_Exercise inputs_
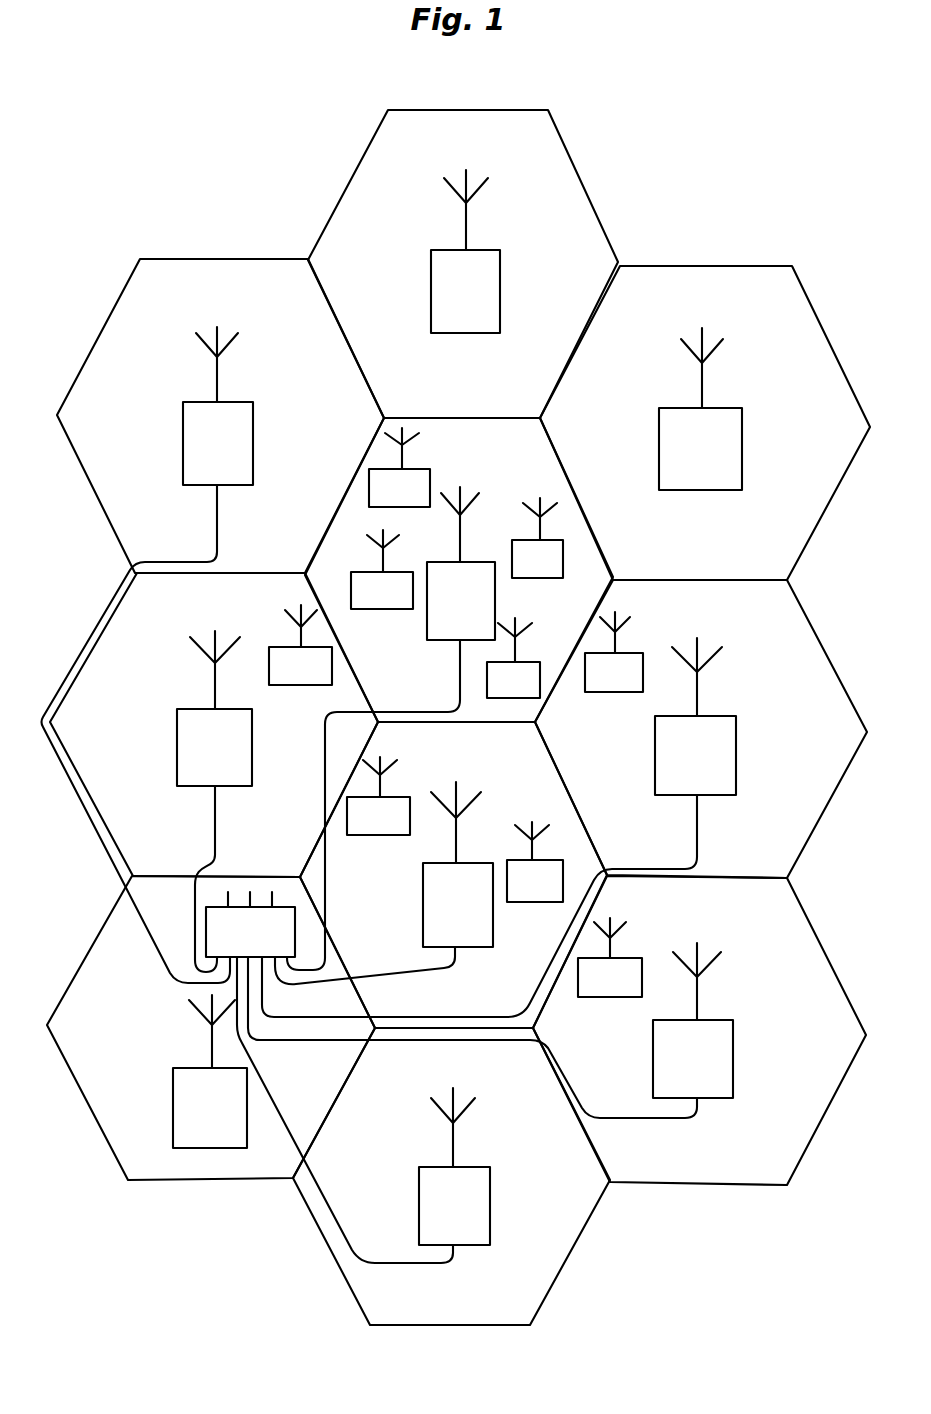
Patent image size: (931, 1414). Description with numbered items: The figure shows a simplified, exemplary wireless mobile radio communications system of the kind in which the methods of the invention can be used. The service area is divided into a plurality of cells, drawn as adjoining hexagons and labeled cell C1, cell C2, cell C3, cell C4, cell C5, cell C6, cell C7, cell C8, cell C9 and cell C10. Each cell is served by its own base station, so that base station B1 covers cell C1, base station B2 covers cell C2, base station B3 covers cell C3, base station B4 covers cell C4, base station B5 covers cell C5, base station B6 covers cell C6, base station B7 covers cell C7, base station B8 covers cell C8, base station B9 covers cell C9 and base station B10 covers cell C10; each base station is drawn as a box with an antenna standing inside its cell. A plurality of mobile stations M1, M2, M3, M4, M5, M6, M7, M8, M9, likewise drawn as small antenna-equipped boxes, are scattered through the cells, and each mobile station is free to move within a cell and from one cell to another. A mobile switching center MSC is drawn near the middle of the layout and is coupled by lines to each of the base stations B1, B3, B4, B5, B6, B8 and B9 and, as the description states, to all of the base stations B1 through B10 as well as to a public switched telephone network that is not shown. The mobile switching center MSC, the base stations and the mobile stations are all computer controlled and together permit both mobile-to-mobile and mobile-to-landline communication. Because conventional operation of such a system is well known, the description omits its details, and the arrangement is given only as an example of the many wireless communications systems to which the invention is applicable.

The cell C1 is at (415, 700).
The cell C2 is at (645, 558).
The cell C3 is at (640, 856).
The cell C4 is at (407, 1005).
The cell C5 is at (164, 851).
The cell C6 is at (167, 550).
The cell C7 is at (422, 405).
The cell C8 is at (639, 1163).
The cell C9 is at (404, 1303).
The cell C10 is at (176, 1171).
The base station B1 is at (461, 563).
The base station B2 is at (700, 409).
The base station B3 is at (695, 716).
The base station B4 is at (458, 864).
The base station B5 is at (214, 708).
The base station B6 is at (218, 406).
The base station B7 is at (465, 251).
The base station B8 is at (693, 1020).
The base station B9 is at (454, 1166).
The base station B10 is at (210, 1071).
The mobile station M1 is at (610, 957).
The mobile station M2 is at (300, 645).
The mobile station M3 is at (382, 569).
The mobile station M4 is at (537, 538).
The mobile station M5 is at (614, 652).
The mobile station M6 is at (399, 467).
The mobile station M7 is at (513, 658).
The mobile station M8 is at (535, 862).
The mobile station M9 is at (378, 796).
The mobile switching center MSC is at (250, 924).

_Instructions to follow_
Repeat every record above exactly, but leave out any pictures.

_Task result_
Patent image size: (931, 1414). Description with numbered items: The figure shows a simplified, exemplary wireless mobile radio communications system of the kind in which the methods of the invention can be used. The service area is divided into a plurality of cells, drawn as adjoining hexagons and labeled cell C1, cell C2, cell C3, cell C4, cell C5, cell C6, cell C7, cell C8, cell C9 and cell C10. Each cell is served by its own base station, so that base station B1 covers cell C1, base station B2 covers cell C2, base station B3 covers cell C3, base station B4 covers cell C4, base station B5 covers cell C5, base station B6 covers cell C6, base station B7 covers cell C7, base station B8 covers cell C8, base station B9 covers cell C9 and base station B10 covers cell C10; each base station is drawn as a box with an antenna standing inside its cell. A plurality of mobile stations M1, M2, M3, M4, M5, M6, M7, M8, M9, likewise drawn as small antenna-equipped boxes, are scattered through the cells, and each mobile station is free to move within a cell and from one cell to another. A mobile switching center MSC is drawn near the middle of the layout and is coupled by lines to each of the base stations B1, B3, B4, B5, B6, B8 and B9 and, as the description states, to all of the base stations B1 through B10 as well as to a public switched telephone network that is not shown. The mobile switching center MSC, the base stations and the mobile stations are all computer controlled and together permit both mobile-to-mobile and mobile-to-landline communication. Because conventional operation of such a system is well known, the description omits its details, and the arrangement is given only as an example of the many wireless communications systems to which the invention is applicable.

The cell C1 is at (415, 700).
The cell C2 is at (645, 558).
The cell C3 is at (640, 856).
The cell C4 is at (407, 1005).
The cell C5 is at (164, 851).
The cell C6 is at (167, 550).
The cell C7 is at (422, 405).
The cell C8 is at (639, 1163).
The cell C9 is at (404, 1303).
The cell C10 is at (176, 1171).
The base station B1 is at (461, 563).
The base station B2 is at (700, 409).
The base station B3 is at (695, 716).
The base station B4 is at (458, 864).
The base station B5 is at (214, 708).
The base station B6 is at (218, 406).
The base station B7 is at (465, 251).
The base station B8 is at (693, 1020).
The base station B9 is at (454, 1166).
The base station B10 is at (210, 1071).
The mobile station M1 is at (610, 957).
The mobile station M2 is at (300, 645).
The mobile station M3 is at (382, 569).
The mobile station M4 is at (537, 538).
The mobile station M5 is at (614, 652).
The mobile station M6 is at (399, 467).
The mobile station M7 is at (513, 658).
The mobile station M8 is at (535, 862).
The mobile station M9 is at (378, 796).
The mobile switching center MSC is at (250, 924).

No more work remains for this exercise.